Problem to solve :: Check each line of the records below for the word "velocity" and copy those where it appears.

(Extracts from a graphics dataset)
■ ■ ■ ■ ■ ■ ■
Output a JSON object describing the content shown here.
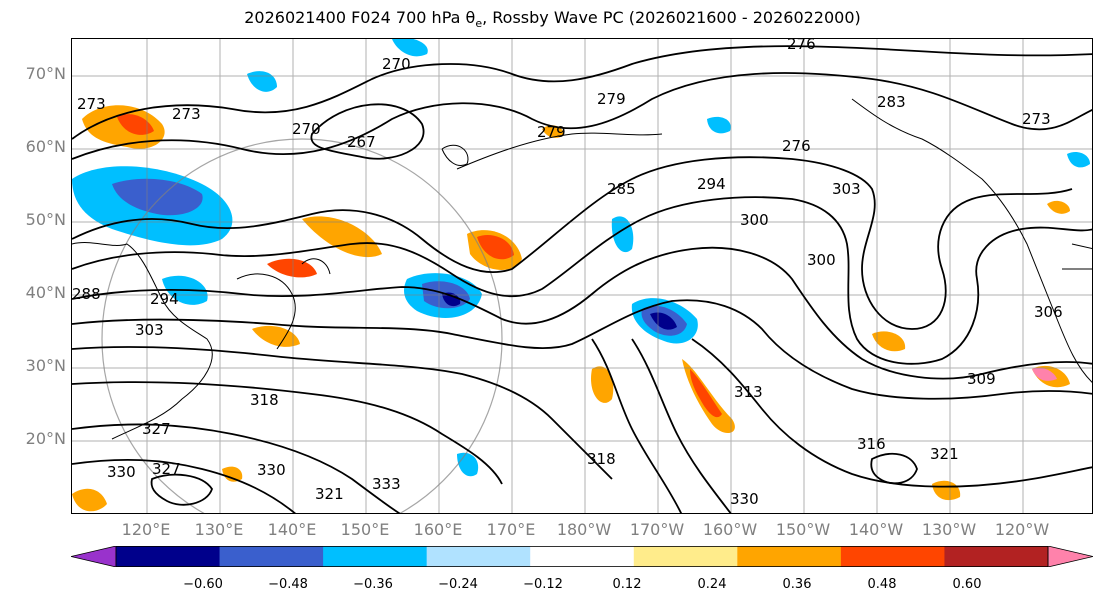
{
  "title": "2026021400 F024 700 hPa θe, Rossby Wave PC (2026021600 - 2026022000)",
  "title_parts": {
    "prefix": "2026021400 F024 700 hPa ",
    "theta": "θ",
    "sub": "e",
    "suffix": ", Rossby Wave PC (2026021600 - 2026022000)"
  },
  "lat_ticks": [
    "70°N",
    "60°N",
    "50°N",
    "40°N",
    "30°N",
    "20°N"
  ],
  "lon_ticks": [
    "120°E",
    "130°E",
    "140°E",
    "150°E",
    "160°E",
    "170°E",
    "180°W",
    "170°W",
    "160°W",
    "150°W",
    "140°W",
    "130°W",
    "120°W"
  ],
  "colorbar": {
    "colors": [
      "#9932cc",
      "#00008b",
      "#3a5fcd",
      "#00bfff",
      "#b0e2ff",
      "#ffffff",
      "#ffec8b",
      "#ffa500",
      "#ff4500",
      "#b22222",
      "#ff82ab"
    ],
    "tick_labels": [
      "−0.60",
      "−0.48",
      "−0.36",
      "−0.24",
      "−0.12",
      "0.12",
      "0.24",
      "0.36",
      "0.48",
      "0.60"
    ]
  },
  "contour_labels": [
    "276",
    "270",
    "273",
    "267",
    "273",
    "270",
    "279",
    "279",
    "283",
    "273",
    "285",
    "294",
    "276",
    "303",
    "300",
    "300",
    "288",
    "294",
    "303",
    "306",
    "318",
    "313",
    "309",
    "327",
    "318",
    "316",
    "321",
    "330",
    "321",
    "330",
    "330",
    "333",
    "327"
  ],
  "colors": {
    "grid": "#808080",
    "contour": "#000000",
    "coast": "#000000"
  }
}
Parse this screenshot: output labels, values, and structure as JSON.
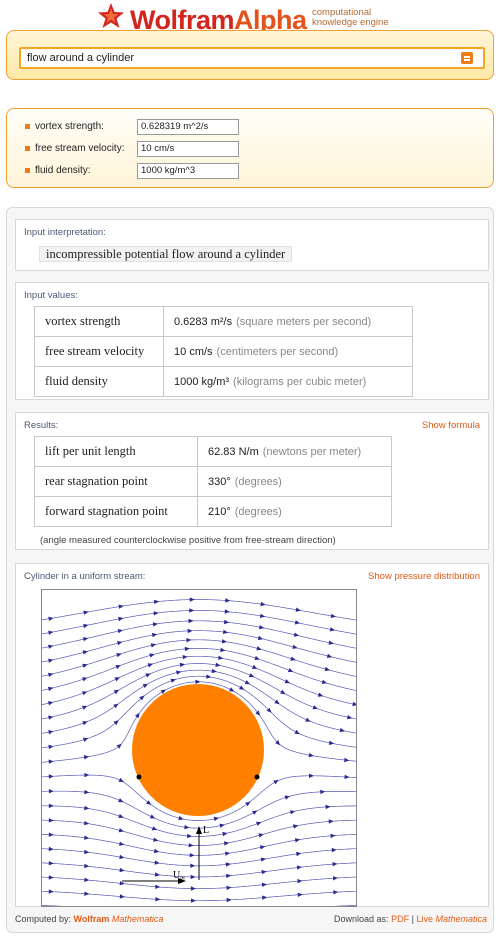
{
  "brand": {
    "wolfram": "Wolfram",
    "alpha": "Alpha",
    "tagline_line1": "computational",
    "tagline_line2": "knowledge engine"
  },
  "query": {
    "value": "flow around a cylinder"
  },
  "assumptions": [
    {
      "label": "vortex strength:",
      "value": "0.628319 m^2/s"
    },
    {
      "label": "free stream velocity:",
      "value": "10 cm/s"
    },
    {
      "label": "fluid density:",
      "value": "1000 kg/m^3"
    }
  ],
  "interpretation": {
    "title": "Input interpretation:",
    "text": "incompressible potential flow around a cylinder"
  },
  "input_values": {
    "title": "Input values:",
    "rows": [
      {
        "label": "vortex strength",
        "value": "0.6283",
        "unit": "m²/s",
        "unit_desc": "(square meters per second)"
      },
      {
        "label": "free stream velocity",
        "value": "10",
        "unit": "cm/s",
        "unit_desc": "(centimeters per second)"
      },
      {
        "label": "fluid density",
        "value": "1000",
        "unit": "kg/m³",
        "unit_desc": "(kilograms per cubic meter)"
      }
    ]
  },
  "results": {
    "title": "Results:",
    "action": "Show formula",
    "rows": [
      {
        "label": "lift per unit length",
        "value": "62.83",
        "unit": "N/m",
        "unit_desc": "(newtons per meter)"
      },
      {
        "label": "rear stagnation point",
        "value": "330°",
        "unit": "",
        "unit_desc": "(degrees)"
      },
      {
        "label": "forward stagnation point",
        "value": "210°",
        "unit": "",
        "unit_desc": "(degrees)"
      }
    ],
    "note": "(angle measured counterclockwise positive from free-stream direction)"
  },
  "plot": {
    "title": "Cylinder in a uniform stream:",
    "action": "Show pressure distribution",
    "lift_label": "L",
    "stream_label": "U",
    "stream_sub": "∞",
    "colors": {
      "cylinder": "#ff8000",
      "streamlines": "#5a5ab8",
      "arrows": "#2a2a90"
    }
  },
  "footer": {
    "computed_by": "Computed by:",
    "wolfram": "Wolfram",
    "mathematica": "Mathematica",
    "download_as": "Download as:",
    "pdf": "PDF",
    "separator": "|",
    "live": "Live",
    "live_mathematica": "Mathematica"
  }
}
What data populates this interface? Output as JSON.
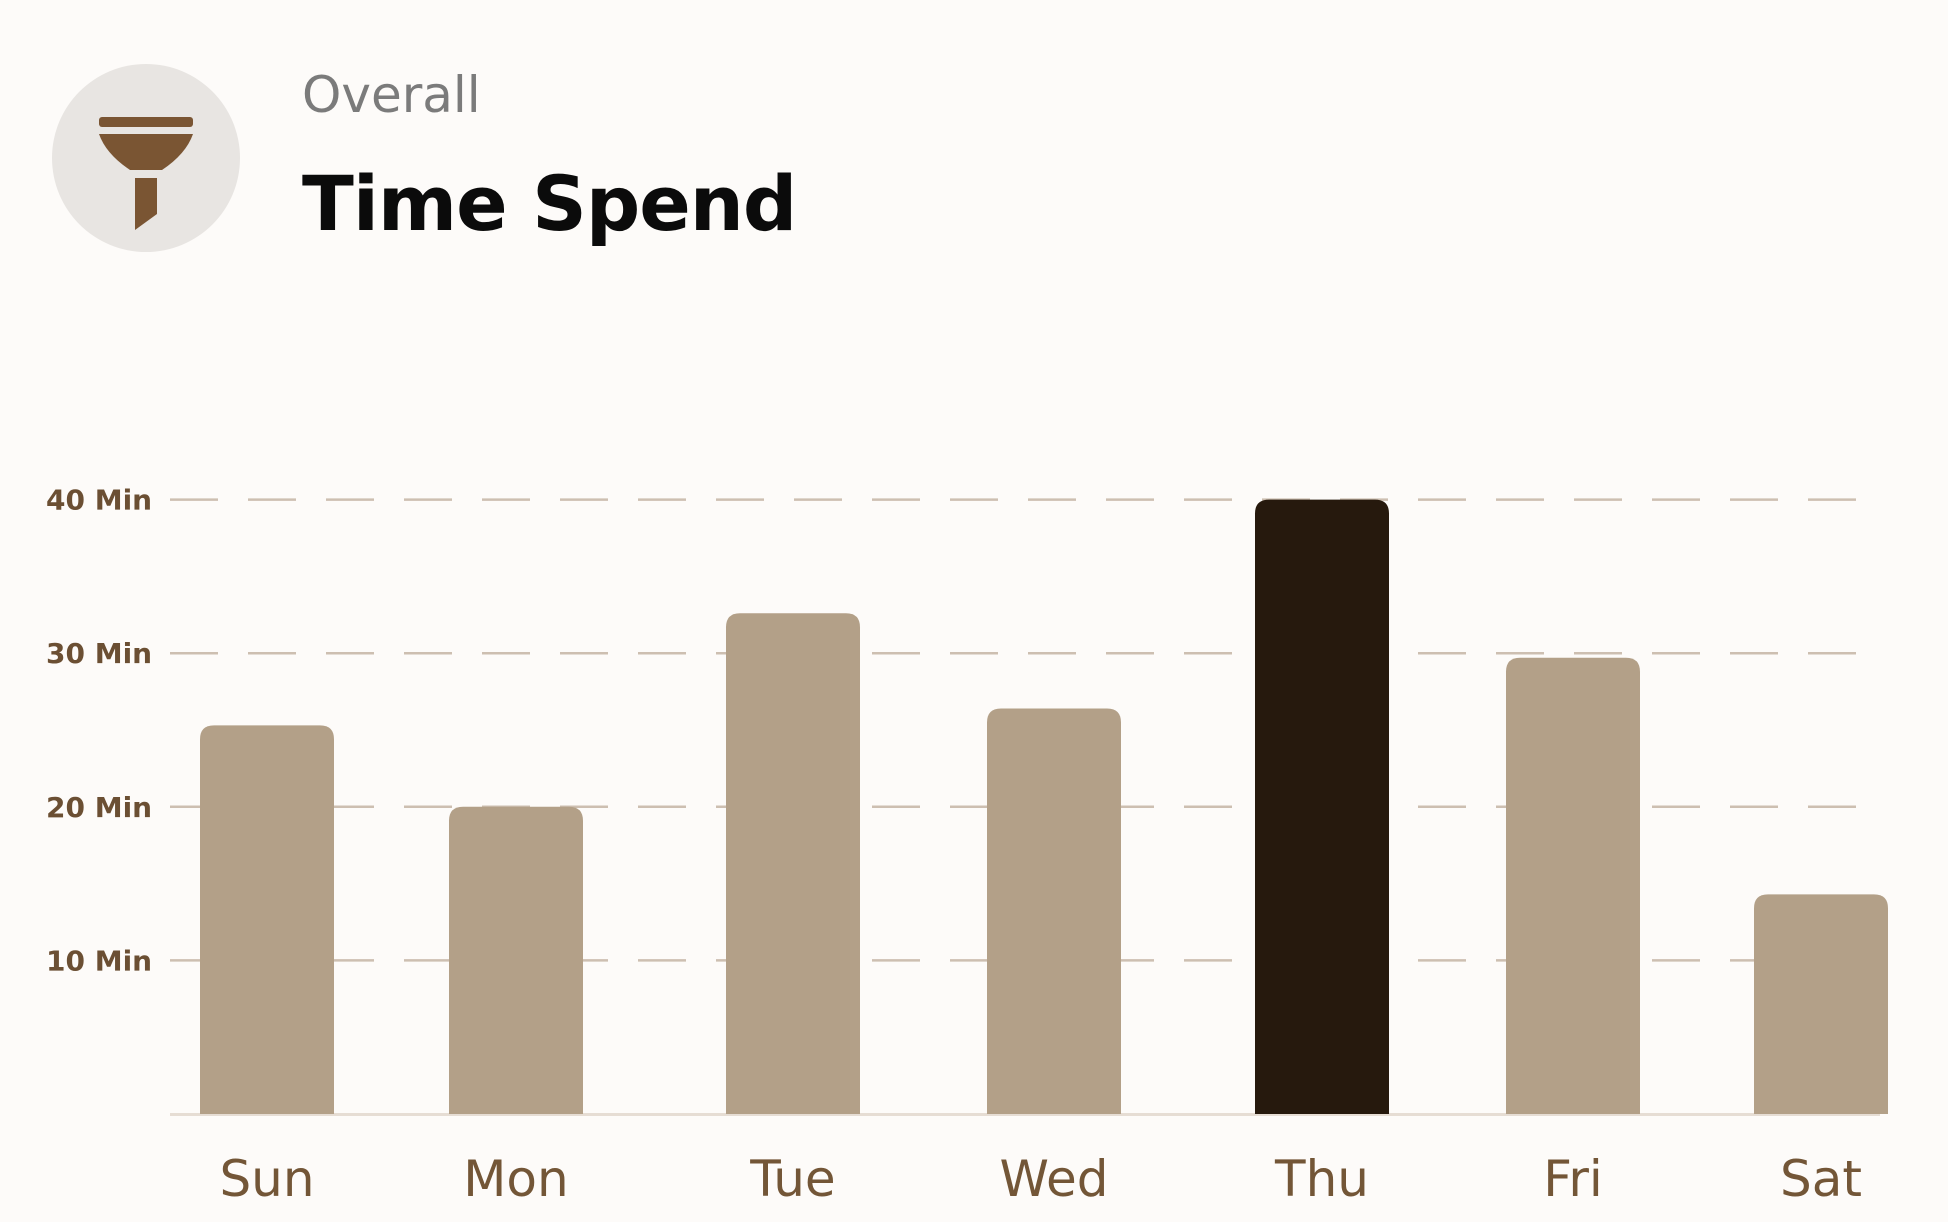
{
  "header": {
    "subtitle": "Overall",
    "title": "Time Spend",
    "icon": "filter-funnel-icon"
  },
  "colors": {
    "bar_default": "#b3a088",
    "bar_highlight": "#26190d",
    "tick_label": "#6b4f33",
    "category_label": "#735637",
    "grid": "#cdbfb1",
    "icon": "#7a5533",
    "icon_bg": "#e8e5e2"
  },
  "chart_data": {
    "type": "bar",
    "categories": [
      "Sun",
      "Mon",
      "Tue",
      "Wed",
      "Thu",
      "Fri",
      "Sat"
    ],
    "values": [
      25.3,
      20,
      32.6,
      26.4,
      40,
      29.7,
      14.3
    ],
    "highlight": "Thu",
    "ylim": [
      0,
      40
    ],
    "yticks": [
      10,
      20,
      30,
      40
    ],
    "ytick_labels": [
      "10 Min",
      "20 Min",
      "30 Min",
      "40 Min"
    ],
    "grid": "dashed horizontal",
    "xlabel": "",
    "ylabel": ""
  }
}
■ ■ ■ ■ ■ ■ ■
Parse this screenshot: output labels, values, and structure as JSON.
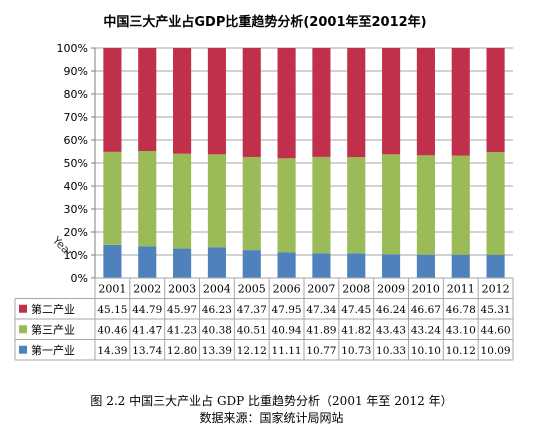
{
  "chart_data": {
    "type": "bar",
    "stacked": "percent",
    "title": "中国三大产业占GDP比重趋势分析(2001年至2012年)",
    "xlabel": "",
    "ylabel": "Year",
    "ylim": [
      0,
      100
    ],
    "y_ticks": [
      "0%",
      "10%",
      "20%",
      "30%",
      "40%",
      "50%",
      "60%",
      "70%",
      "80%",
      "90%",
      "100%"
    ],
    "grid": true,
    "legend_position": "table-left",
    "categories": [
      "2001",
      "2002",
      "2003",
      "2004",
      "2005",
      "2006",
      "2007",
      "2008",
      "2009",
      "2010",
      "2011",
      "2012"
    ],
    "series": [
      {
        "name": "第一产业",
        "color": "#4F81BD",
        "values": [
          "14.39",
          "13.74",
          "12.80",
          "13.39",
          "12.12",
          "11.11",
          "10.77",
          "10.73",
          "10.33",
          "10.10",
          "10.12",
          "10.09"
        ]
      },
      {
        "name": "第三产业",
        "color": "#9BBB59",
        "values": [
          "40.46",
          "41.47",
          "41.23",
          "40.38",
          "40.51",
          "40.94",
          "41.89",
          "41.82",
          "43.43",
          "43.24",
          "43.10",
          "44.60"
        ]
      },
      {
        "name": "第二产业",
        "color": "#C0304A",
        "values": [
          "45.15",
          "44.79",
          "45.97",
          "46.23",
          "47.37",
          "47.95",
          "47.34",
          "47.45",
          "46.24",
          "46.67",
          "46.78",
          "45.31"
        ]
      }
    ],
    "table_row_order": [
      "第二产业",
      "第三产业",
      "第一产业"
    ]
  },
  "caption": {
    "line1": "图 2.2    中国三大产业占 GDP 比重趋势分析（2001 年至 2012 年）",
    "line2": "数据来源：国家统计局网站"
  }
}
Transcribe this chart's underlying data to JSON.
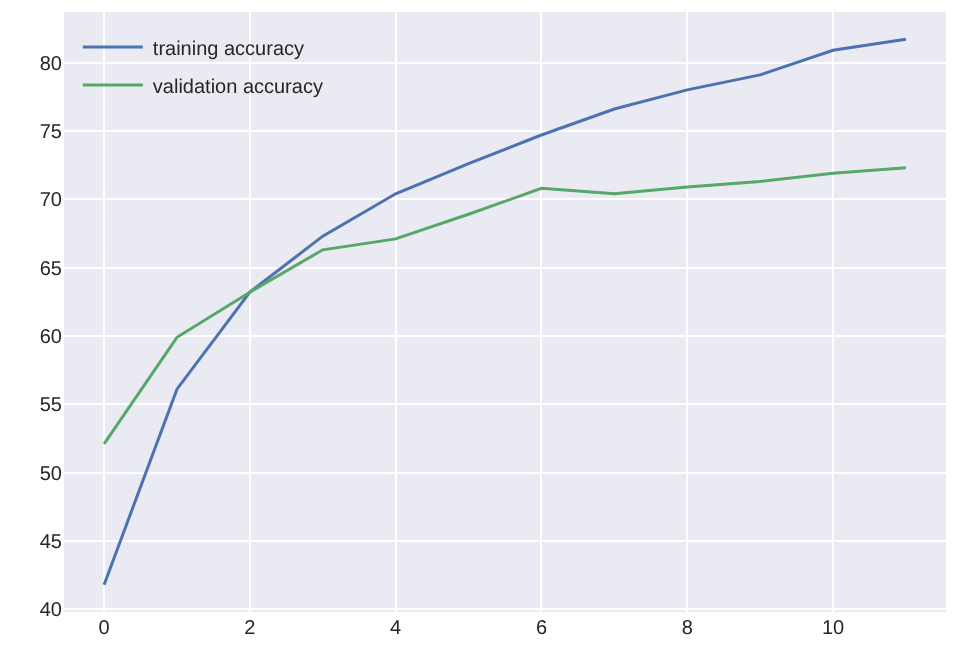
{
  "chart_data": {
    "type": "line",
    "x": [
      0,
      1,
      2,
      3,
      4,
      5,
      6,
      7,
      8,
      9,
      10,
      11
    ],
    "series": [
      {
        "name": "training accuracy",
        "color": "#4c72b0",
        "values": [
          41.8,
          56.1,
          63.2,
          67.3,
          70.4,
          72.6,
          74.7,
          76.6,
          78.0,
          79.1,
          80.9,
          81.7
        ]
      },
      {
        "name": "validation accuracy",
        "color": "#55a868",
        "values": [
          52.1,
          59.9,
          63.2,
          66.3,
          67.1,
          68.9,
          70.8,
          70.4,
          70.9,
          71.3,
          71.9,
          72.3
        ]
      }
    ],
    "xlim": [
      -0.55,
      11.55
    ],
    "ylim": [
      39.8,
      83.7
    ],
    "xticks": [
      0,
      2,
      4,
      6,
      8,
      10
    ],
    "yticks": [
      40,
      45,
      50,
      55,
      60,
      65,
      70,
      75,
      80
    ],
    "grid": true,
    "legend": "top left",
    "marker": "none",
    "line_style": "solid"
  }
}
■ ■ ■ ■ ■ ■ ■
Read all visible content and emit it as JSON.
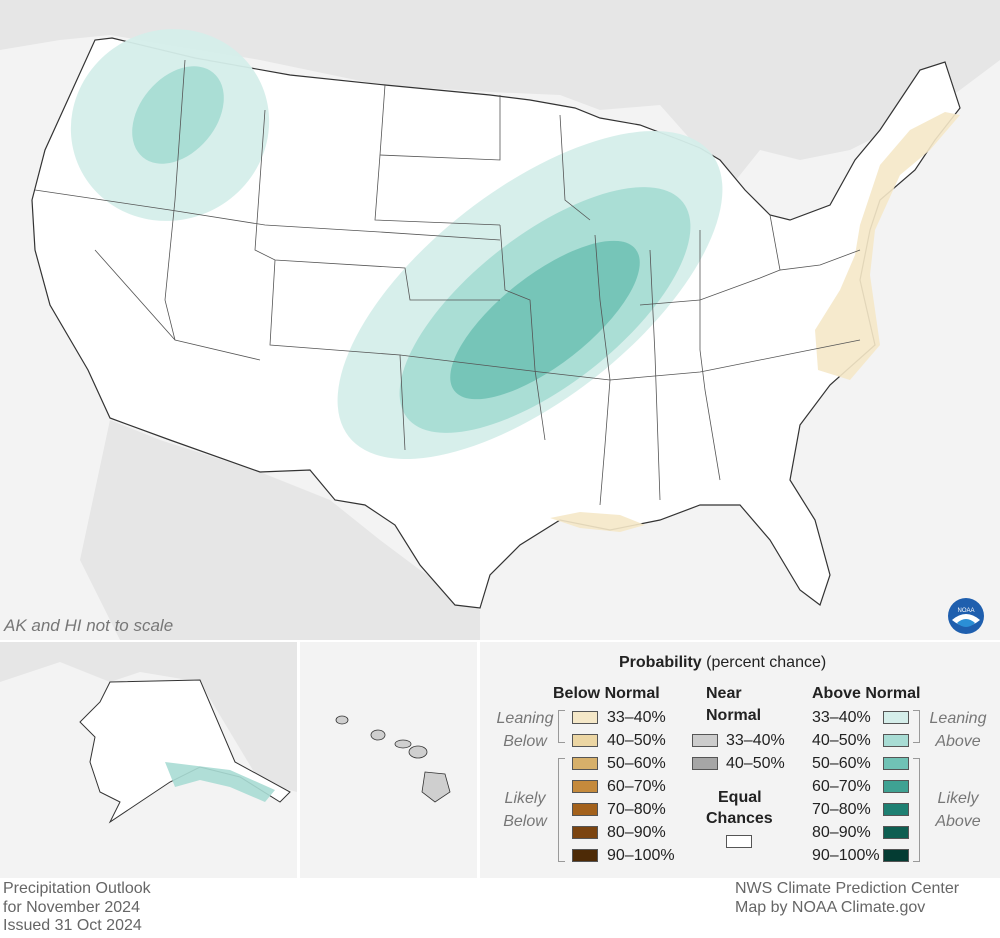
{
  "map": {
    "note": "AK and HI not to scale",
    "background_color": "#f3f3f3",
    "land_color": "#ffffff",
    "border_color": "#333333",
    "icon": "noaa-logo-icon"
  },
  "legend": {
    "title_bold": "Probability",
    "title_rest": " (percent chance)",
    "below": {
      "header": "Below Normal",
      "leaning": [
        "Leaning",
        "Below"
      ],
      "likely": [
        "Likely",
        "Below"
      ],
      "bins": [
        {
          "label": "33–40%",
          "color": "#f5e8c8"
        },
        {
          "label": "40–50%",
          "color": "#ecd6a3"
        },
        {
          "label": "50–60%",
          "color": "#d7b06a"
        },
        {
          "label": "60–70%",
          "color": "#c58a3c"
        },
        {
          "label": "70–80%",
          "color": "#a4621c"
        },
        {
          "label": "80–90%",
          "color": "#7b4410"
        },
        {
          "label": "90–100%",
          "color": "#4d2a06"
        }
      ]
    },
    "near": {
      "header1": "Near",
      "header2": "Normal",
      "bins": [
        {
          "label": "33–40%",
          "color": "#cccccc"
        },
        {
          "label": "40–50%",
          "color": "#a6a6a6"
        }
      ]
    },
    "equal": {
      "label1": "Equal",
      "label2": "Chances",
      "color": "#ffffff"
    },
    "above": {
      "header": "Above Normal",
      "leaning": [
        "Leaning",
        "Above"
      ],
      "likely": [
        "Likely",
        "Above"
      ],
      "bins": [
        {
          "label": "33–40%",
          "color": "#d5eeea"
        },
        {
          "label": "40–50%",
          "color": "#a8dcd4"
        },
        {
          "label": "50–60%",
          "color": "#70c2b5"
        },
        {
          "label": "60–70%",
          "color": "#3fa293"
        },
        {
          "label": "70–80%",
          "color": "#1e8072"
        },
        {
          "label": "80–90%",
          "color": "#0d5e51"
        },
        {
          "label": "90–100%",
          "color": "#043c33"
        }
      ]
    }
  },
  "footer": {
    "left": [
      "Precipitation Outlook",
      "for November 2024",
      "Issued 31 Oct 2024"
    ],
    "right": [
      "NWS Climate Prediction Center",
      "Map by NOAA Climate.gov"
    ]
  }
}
■ ■ ■ ■ ■ ■ ■
Solution to the exercise ::
      "label": "free stream velocity:",
        "label": "free stream velocity",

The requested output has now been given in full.